- [REQUIREMENT]
Write out every single entry exactly.

** BEGIN DATA **

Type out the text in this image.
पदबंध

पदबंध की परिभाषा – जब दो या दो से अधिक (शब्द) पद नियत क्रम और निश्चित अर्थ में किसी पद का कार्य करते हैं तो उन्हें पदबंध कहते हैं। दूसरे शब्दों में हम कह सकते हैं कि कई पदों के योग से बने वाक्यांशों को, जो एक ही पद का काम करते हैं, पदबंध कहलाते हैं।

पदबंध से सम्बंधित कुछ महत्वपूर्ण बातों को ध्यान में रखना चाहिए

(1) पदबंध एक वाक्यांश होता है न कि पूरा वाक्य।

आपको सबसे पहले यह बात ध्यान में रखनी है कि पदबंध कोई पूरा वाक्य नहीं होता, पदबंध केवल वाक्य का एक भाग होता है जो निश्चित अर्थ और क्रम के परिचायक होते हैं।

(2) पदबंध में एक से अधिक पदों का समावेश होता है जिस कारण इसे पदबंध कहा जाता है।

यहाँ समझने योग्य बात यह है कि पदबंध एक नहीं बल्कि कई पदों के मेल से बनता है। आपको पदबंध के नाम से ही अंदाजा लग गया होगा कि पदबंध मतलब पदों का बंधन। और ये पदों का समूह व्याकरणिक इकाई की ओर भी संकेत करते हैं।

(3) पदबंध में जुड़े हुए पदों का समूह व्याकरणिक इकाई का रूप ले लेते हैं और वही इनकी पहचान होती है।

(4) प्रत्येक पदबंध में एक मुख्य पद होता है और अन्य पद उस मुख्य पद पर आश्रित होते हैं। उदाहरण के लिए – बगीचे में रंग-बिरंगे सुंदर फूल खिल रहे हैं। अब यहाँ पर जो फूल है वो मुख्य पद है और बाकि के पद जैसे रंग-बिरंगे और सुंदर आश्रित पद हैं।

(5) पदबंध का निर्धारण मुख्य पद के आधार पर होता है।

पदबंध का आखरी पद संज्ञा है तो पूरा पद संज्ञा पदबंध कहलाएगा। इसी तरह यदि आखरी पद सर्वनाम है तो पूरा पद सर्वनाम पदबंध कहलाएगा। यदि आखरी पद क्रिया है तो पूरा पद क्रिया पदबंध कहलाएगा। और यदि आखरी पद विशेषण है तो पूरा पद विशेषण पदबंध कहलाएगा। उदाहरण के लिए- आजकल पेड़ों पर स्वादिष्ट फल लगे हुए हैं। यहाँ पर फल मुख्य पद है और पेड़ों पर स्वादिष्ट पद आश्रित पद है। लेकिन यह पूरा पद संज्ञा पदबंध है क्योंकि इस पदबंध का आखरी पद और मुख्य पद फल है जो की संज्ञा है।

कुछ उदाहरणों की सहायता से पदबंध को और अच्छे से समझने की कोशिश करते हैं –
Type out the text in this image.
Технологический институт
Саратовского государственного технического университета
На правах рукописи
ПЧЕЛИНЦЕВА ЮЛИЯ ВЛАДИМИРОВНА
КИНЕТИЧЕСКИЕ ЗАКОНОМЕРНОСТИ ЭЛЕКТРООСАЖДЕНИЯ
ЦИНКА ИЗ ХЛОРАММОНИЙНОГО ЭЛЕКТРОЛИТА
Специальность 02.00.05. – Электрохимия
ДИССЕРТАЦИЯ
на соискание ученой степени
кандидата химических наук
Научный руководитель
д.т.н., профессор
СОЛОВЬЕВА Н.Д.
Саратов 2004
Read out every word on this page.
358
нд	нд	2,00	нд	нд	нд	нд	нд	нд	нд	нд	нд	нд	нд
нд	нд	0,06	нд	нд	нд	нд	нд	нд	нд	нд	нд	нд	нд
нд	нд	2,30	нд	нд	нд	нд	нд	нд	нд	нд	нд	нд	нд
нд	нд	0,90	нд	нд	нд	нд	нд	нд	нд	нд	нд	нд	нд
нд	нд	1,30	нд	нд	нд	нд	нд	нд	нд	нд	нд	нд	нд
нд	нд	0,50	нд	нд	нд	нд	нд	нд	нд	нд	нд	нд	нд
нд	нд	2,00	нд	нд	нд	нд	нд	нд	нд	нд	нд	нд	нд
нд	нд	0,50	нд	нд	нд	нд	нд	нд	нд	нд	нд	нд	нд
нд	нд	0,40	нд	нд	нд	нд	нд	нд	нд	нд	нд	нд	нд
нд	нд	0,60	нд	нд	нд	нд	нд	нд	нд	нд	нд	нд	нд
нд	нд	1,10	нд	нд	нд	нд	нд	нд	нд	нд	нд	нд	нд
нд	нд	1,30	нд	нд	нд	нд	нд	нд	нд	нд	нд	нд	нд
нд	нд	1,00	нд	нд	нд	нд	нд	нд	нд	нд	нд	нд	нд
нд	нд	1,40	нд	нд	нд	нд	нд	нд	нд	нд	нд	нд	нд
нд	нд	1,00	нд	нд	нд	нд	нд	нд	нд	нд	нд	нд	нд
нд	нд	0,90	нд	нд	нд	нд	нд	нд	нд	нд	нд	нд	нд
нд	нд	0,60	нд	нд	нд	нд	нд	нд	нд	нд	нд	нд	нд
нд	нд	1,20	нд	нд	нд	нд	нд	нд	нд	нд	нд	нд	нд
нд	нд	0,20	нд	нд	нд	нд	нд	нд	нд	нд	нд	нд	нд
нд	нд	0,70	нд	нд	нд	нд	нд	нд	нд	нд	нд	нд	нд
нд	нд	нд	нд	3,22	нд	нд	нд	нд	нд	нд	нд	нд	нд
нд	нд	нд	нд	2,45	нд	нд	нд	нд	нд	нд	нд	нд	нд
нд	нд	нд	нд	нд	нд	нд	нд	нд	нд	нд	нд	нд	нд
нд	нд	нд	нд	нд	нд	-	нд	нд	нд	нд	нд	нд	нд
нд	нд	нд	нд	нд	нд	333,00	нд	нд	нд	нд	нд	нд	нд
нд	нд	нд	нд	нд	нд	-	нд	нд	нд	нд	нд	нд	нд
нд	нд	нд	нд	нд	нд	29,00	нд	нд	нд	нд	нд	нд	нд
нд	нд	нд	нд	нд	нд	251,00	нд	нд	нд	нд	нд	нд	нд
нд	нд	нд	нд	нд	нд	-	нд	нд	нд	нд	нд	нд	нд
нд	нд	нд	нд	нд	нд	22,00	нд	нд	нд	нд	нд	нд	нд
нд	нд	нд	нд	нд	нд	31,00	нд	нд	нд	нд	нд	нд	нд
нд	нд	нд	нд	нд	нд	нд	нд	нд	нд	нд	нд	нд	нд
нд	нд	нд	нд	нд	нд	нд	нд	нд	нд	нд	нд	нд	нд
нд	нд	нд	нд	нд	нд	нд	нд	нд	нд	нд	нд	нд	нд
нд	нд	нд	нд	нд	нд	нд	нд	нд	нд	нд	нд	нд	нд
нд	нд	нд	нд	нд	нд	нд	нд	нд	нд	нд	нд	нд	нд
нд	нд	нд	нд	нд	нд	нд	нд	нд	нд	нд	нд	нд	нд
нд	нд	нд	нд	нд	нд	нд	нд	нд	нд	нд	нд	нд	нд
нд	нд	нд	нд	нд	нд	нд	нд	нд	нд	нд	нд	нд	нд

** END DATA **

- [THE SOLUTION]
Type out the text in this image.
पदबंध

पदबंध की परिभाषा – जब दो या दो से अधिक (शब्द) पद नियत क्रम और निश्चित अर्थ में किसी पद का कार्य करते हैं तो उन्हें पदबंध कहते हैं। दूसरे शब्दों में हम कह सकते हैं कि कई पदों के योग से बने वाक्यांशों को, जो एक ही पद का काम करते हैं, पदबंध कहलाते हैं।

पदबंध से सम्बंधित कुछ महत्वपूर्ण बातों को ध्यान में रखना चाहिए

(1) पदबंध एक वाक्यांश होता है न कि पूरा वाक्य।

आपको सबसे पहले यह बात ध्यान में रखनी है कि पदबंध कोई पूरा वाक्य नहीं होता, पदबंध केवल वाक्य का एक भाग होता है जो निश्चित अर्थ और क्रम के परिचायक होते हैं।

(2) पदबंध में एक से अधिक पदों का समावेश होता है जिस कारण इसे पदबंध कहा जाता है।

यहाँ समझने योग्य बात यह है कि पदबंध एक नहीं बल्कि कई पदों के मेल से बनता है। आपको पदबंध के नाम से ही अंदाजा लग गया होगा कि पदबंध मतलब पदों का बंधन। और ये पदों का समूह व्याकरणिक इकाई की ओर भी संकेत करते हैं।

(3) पदबंध में जुड़े हुए पदों का समूह व्याकरणिक इकाई का रूप ले लेते हैं और वही इनकी पहचान होती है।

(4) प्रत्येक पदबंध में एक मुख्य पद होता है और अन्य पद उस मुख्य पद पर आश्रित होते हैं। उदाहरण के लिए – बगीचे में रंग-बिरंगे सुंदर फूल खिल रहे हैं। अब यहाँ पर जो फूल है वो मुख्य पद है और बाकि के पद जैसे रंग-बिरंगे और सुंदर आश्रित पद हैं।

(5) पदबंध का निर्धारण मुख्य पद के आधार पर होता है।

पदबंध का आखरी पद संज्ञा है तो पूरा पद संज्ञा पदबंध कहलाएगा। इसी तरह यदि आखरी पद सर्वनाम है तो पूरा पद सर्वनाम पदबंध कहलाएगा। यदि आखरी पद क्रिया है तो पूरा पद क्रिया पदबंध कहलाएगा। और यदि आखरी पद विशेषण है तो पूरा पद विशेषण पदबंध कहलाएगा। उदाहरण के लिए- आजकल पेड़ों पर स्वादिष्ट फल लगे हुए हैं। यहाँ पर फल मुख्य पद है और पेड़ों पर स्वादिष्ट पद आश्रित पद है। लेकिन यह पूरा पद संज्ञा पदबंध है क्योंकि इस पदबंध का आखरी पद और मुख्य पद फल है जो की संज्ञा है।

कुछ उदाहरणों की सहायता से पदबंध को और अच्छे से समझने की कोशिश करते हैं –
Type out the text in this image.
Технологический институт
Саратовского государственного технического университета
На правах рукописи
ПЧЕЛИНЦЕВА ЮЛИЯ ВЛАДИМИРОВНА
КИНЕТИЧЕСКИЕ ЗАКОНОМЕРНОСТИ ЭЛЕКТРООСАЖДЕНИЯ
ЦИНКА ИЗ ХЛОРАММОНИЙНОГО ЭЛЕКТРОЛИТА
Специальность 02.00.05. – Электрохимия
ДИССЕРТАЦИЯ
на соискание ученой степени
кандидата химических наук
Научный руководитель
д.т.н., профессор
СОЛОВЬЕВА Н.Д.
Саратов 2004
Read out every word on this page.
358
нд	нд	2,00	нд	нд	нд	нд	нд	нд	нд	нд	нд	нд	нд
нд	нд	0,06	нд	нд	нд	нд	нд	нд	нд	нд	нд	нд	нд
нд	нд	2,30	нд	нд	нд	нд	нд	нд	нд	нд	нд	нд	нд
нд	нд	0,90	нд	нд	нд	нд	нд	нд	нд	нд	нд	нд	нд
нд	нд	1,30	нд	нд	нд	нд	нд	нд	нд	нд	нд	нд	нд
нд	нд	0,50	нд	нд	нд	нд	нд	нд	нд	нд	нд	нд	нд
нд	нд	2,00	нд	нд	нд	нд	нд	нд	нд	нд	нд	нд	нд
нд	нд	0,50	нд	нд	нд	нд	нд	нд	нд	нд	нд	нд	нд
нд	нд	0,40	нд	нд	нд	нд	нд	нд	нд	нд	нд	нд	нд
нд	нд	0,60	нд	нд	нд	нд	нд	нд	нд	нд	нд	нд	нд
нд	нд	1,10	нд	нд	нд	нд	нд	нд	нд	нд	нд	нд	нд
нд	нд	1,30	нд	нд	нд	нд	нд	нд	нд	нд	нд	нд	нд
нд	нд	1,00	нд	нд	нд	нд	нд	нд	нд	нд	нд	нд	нд
нд	нд	1,40	нд	нд	нд	нд	нд	нд	нд	нд	нд	нд	нд
нд	нд	1,00	нд	нд	нд	нд	нд	нд	нд	нд	нд	нд	нд
нд	нд	0,90	нд	нд	нд	нд	нд	нд	нд	нд	нд	нд	нд
нд	нд	0,60	нд	нд	нд	нд	нд	нд	нд	нд	нд	нд	нд
нд	нд	1,20	нд	нд	нд	нд	нд	нд	нд	нд	нд	нд	нд
нд	нд	0,20	нд	нд	нд	нд	нд	нд	нд	нд	нд	нд	нд
нд	нд	0,70	нд	нд	нд	нд	нд	нд	нд	нд	нд	нд	нд
нд	нд	нд	нд	3,22	нд	нд	нд	нд	нд	нд	нд	нд	нд
нд	нд	нд	нд	2,45	нд	нд	нд	нд	нд	нд	нд	нд	нд
нд	нд	нд	нд	нд	нд	нд	нд	нд	нд	нд	нд	нд	нд
нд	нд	нд	нд	нд	нд	-	нд	нд	нд	нд	нд	нд	нд
нд	нд	нд	нд	нд	нд	333,00	нд	нд	нд	нд	нд	нд	нд
нд	нд	нд	нд	нд	нд	-	нд	нд	нд	нд	нд	нд	нд
нд	нд	нд	нд	нд	нд	29,00	нд	нд	нд	нд	нд	нд	нд
нд	нд	нд	нд	нд	нд	251,00	нд	нд	нд	нд	нд	нд	нд
нд	нд	нд	нд	нд	нд	-	нд	нд	нд	нд	нд	нд	нд
нд	нд	нд	нд	нд	нд	22,00	нд	нд	нд	нд	нд	нд	нд
нд	нд	нд	нд	нд	нд	31,00	нд	нд	нд	нд	нд	нд	нд
нд	нд	нд	нд	нд	нд	нд	нд	нд	нд	нд	нд	нд	нд
нд	нд	нд	нд	нд	нд	нд	нд	нд	нд	нд	нд	нд	нд
нд	нд	нд	нд	нд	нд	нд	нд	нд	нд	нд	нд	нд	нд
нд	нд	нд	нд	нд	нд	нд	нд	нд	нд	нд	нд	нд	нд
нд	нд	нд	нд	нд	нд	нд	нд	нд	нд	нд	нд	нд	нд
нд	нд	нд	нд	нд	нд	нд	нд	нд	нд	нд	нд	нд	нд
нд	нд	нд	нд	нд	нд	нд	нд	нд	нд	нд	нд	нд	нд
нд	нд	нд	нд	нд	нд	нд	нд	нд	нд	нд	нд	нд	нд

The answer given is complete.